**AIM OF THE TASK:** Look for "Second" in the listing below. Gather each line that contains it.

Dataset rows about figures
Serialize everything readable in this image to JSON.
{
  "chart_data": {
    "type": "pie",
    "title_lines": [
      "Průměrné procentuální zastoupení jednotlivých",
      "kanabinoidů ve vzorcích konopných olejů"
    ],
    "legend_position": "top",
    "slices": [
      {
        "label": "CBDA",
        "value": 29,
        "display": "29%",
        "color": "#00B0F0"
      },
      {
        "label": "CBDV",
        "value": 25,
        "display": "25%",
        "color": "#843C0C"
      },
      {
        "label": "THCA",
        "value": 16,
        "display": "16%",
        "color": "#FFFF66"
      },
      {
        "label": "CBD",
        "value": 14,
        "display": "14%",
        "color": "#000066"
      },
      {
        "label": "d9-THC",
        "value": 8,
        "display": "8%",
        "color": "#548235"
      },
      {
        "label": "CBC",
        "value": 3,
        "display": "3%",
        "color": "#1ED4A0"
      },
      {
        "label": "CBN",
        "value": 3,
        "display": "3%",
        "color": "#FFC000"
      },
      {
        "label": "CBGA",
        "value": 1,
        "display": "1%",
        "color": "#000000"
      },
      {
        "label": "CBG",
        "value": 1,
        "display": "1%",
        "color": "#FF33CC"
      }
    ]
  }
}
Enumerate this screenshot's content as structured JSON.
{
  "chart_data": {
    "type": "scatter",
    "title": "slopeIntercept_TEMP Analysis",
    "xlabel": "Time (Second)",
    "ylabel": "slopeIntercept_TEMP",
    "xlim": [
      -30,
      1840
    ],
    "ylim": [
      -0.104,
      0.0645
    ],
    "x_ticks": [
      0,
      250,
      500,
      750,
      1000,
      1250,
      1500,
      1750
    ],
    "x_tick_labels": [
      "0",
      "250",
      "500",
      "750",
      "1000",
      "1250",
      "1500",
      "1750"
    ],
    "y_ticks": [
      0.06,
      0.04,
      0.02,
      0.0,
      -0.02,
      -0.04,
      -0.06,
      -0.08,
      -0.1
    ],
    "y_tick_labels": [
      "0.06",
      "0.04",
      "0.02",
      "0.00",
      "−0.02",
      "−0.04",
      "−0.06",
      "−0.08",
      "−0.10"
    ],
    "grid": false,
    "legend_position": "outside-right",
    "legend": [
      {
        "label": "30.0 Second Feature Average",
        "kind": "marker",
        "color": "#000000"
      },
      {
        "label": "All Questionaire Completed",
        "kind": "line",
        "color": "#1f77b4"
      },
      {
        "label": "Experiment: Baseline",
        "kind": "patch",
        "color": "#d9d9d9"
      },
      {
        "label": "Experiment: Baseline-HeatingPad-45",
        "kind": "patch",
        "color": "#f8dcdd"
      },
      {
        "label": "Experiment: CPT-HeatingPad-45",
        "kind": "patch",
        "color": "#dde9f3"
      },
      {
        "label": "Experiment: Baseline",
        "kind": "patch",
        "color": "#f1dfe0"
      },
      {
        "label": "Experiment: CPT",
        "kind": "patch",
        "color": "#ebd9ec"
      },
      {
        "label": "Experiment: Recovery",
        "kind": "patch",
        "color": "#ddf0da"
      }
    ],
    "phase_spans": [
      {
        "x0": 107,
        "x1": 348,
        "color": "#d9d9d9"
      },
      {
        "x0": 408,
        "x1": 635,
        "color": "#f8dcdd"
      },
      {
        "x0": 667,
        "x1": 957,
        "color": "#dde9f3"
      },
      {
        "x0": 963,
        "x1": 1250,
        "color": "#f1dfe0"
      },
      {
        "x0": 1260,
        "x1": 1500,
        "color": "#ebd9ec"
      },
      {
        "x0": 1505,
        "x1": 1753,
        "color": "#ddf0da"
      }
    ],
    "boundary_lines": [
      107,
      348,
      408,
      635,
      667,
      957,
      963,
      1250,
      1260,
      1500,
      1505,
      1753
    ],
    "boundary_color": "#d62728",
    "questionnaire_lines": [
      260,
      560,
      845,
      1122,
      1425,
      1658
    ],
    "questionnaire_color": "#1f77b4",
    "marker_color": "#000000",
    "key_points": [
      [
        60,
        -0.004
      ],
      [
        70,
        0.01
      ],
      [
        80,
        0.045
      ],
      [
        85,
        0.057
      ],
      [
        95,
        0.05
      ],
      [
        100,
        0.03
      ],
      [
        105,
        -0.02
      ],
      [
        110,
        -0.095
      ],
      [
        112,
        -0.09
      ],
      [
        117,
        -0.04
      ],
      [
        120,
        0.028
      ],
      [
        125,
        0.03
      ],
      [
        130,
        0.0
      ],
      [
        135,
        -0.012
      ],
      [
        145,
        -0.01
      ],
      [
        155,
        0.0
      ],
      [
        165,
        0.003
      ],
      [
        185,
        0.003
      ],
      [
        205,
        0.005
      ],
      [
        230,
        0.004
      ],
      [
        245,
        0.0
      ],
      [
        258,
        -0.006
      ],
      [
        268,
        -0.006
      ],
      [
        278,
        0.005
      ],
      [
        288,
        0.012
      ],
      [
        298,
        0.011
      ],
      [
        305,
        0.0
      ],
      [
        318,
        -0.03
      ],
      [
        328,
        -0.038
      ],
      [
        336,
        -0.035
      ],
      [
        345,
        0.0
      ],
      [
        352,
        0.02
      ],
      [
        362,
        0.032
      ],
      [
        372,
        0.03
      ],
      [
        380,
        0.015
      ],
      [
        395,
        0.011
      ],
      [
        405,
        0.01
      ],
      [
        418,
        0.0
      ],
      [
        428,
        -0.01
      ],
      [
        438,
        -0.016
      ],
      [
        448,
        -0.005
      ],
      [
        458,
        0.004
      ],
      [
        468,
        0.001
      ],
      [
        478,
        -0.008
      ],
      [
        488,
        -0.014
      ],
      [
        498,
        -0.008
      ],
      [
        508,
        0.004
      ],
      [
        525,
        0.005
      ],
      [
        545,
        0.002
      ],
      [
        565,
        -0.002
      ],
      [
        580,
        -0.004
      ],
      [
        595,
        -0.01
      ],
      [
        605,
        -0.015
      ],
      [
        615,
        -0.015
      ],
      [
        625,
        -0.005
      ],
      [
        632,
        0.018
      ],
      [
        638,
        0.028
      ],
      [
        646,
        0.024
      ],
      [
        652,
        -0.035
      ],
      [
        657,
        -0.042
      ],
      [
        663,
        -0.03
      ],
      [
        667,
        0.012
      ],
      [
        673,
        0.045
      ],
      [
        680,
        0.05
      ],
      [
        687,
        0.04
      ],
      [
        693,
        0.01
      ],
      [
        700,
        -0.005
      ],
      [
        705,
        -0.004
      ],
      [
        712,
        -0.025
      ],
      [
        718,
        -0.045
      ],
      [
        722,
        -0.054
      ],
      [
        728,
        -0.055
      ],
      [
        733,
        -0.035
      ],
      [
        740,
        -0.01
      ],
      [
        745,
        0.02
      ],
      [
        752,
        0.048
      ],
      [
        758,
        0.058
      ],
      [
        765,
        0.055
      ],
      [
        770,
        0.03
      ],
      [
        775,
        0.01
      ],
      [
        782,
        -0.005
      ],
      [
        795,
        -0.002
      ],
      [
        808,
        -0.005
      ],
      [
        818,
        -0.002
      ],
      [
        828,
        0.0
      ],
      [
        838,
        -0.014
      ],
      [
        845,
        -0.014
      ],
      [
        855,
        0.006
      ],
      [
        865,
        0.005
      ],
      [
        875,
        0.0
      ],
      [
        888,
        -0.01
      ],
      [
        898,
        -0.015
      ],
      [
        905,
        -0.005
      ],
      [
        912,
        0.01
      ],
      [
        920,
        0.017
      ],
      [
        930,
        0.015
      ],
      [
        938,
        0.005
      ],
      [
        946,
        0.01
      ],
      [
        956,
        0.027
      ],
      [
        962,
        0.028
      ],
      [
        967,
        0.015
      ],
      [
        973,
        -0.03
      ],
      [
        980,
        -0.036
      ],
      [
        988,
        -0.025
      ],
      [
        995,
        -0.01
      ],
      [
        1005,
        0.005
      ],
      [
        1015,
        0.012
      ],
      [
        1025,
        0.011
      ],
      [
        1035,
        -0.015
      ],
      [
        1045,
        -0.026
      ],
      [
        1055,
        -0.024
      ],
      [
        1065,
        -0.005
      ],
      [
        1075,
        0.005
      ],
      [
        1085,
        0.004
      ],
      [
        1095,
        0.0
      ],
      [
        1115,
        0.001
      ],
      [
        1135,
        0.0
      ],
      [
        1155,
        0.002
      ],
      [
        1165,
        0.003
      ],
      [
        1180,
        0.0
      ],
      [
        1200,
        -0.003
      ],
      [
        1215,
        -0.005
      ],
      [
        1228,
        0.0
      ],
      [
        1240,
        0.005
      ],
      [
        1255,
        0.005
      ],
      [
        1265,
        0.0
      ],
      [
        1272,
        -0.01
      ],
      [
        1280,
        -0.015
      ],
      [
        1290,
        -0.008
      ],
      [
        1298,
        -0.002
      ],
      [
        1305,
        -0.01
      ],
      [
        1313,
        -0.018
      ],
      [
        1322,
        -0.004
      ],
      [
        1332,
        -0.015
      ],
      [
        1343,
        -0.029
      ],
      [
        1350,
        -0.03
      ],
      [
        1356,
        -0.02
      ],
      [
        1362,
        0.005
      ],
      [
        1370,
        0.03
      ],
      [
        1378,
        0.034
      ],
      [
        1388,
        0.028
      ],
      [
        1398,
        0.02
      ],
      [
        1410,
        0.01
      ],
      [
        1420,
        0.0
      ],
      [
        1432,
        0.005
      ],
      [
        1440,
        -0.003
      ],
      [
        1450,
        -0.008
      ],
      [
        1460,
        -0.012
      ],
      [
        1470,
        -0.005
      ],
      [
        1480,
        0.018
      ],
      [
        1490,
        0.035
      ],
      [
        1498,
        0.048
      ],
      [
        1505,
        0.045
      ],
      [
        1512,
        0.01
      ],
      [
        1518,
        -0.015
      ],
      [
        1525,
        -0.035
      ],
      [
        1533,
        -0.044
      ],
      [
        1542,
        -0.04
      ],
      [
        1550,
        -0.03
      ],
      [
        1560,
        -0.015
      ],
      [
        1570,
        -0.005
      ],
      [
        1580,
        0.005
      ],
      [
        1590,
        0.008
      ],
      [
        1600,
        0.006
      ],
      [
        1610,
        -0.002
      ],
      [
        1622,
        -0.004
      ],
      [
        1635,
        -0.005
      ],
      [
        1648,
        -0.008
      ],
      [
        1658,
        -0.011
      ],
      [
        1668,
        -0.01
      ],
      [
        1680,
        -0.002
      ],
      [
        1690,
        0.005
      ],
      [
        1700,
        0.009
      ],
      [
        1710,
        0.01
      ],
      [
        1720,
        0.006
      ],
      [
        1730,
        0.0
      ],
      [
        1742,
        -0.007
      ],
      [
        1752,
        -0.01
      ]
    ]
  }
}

**RIGHT ANSWER:**
    "xlabel": "Time (Second)",
        "label": "30.0 Second Feature Average",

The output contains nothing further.